Directive:
Every record must be transcribed in its entirety, apart from the images, which are to be omitted.

(Figure content listings)
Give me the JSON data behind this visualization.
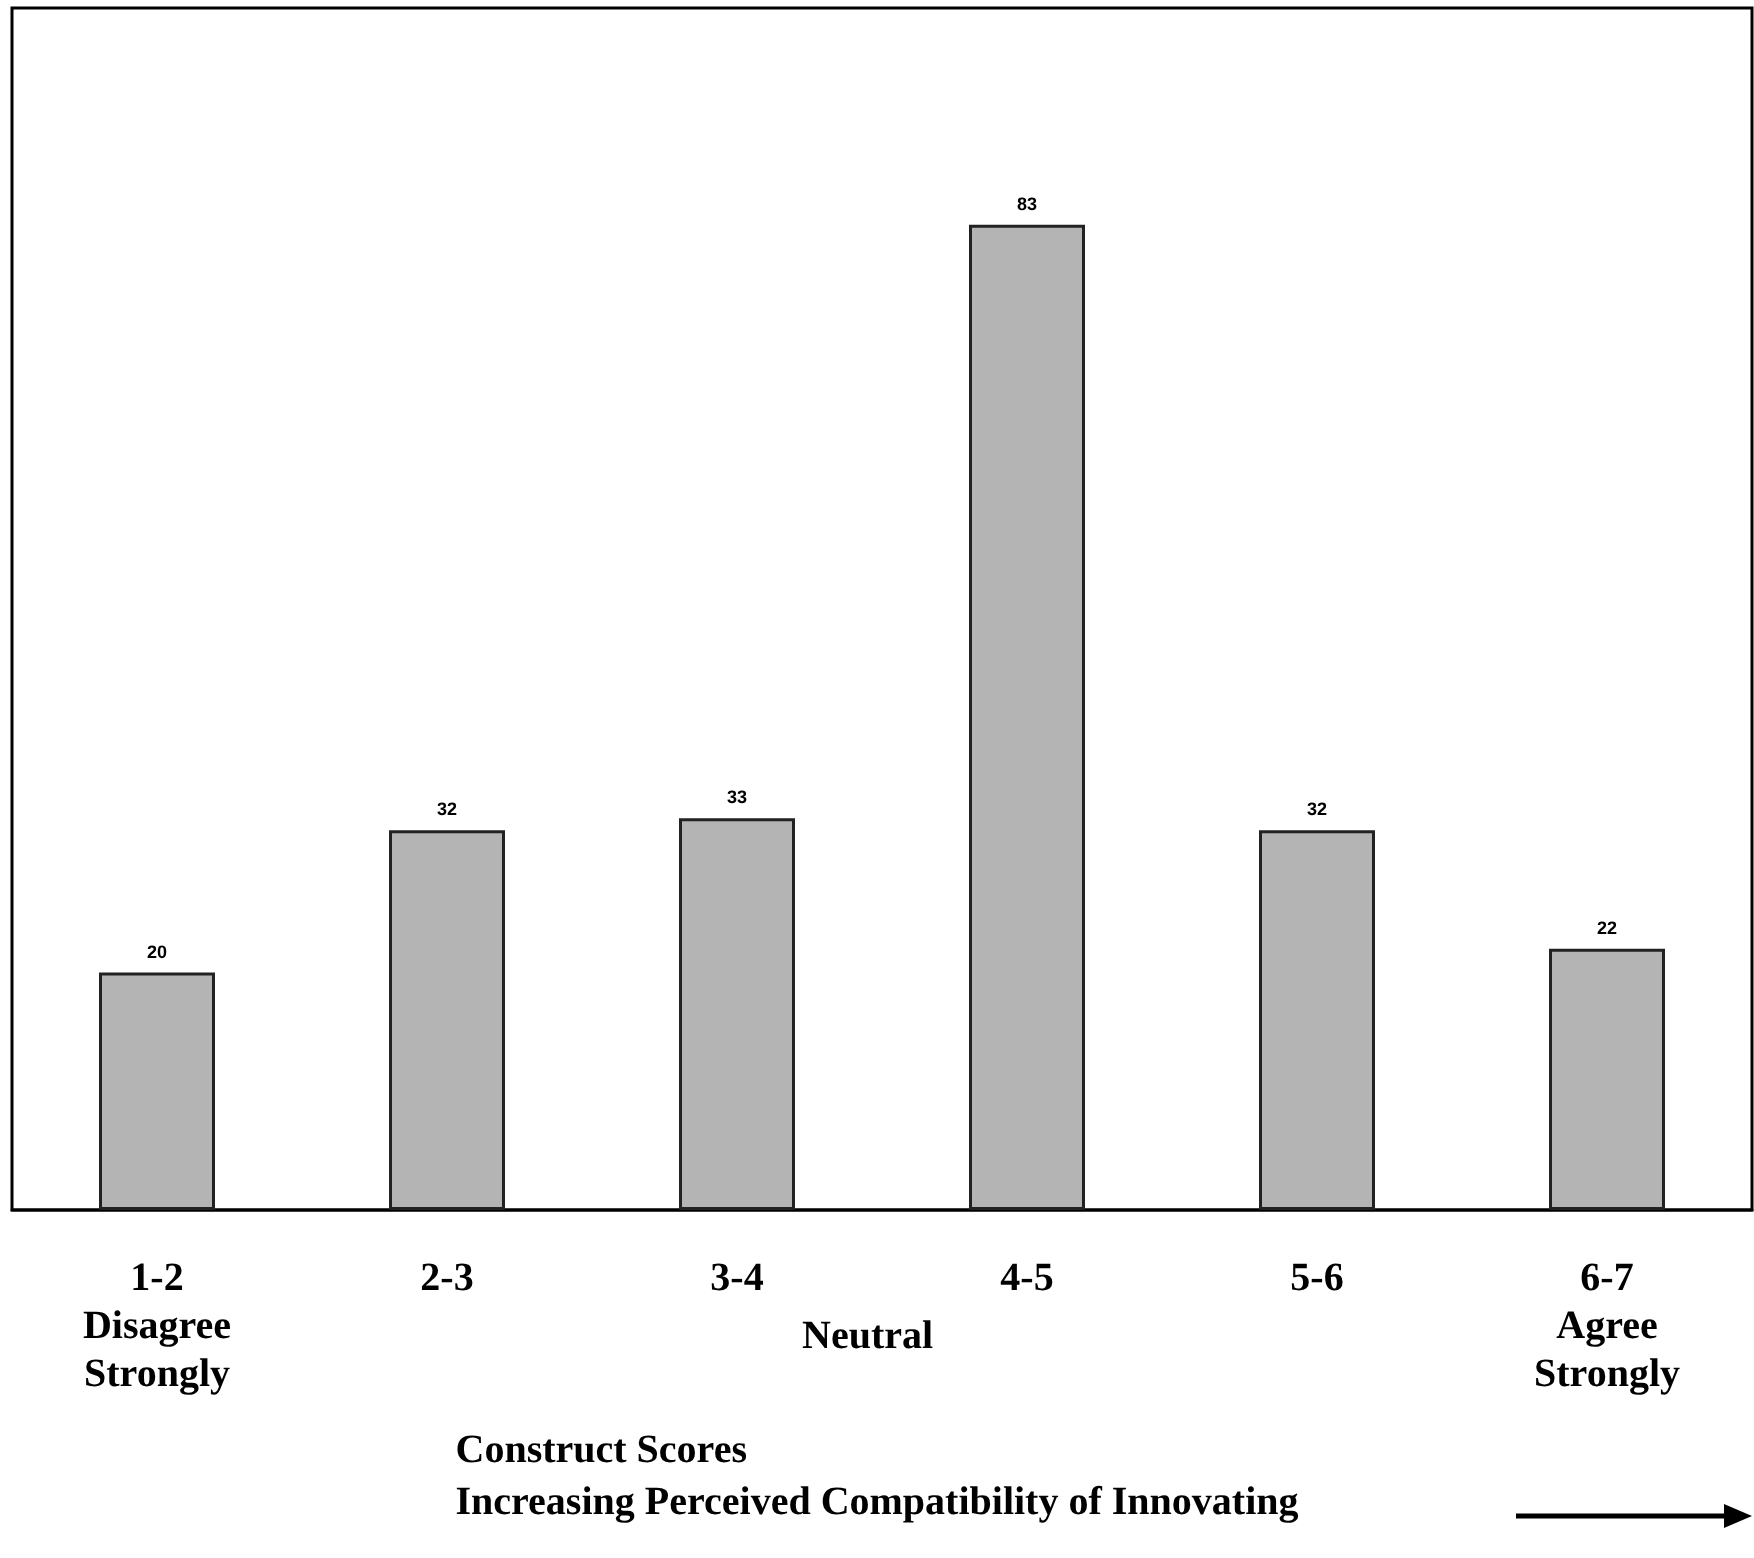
{
  "chart_data": {
    "type": "bar",
    "categories": [
      "1-2\nDisagree\nStrongly",
      "2-3",
      "3-4",
      "4-5",
      "5-6",
      "6-7\nAgree\nStrongly"
    ],
    "values": [
      20,
      32,
      33,
      83,
      32,
      22
    ],
    "color": "#b4b4b4",
    "data_labels": true,
    "grid": false,
    "xlabel": "Construct Scores\nIncreasing Perceived Compatibility of Innovating",
    "annotations": [
      "Neutral"
    ]
  }
}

Solution to this problem:
Give me the JSON data behind this visualization.
{
  "chart_data": {
    "type": "bar",
    "categories": [
      "1-2\nDisagree\nStrongly",
      "2-3",
      "3-4",
      "4-5",
      "5-6",
      "6-7\nAgree\nStrongly"
    ],
    "values": [
      20,
      32,
      33,
      83,
      32,
      22
    ],
    "color": "#b4b4b4",
    "data_labels": true,
    "grid": false,
    "xlabel": "Construct Scores\nIncreasing Perceived Compatibility of Innovating",
    "annotations": [
      "Neutral"
    ]
  }
}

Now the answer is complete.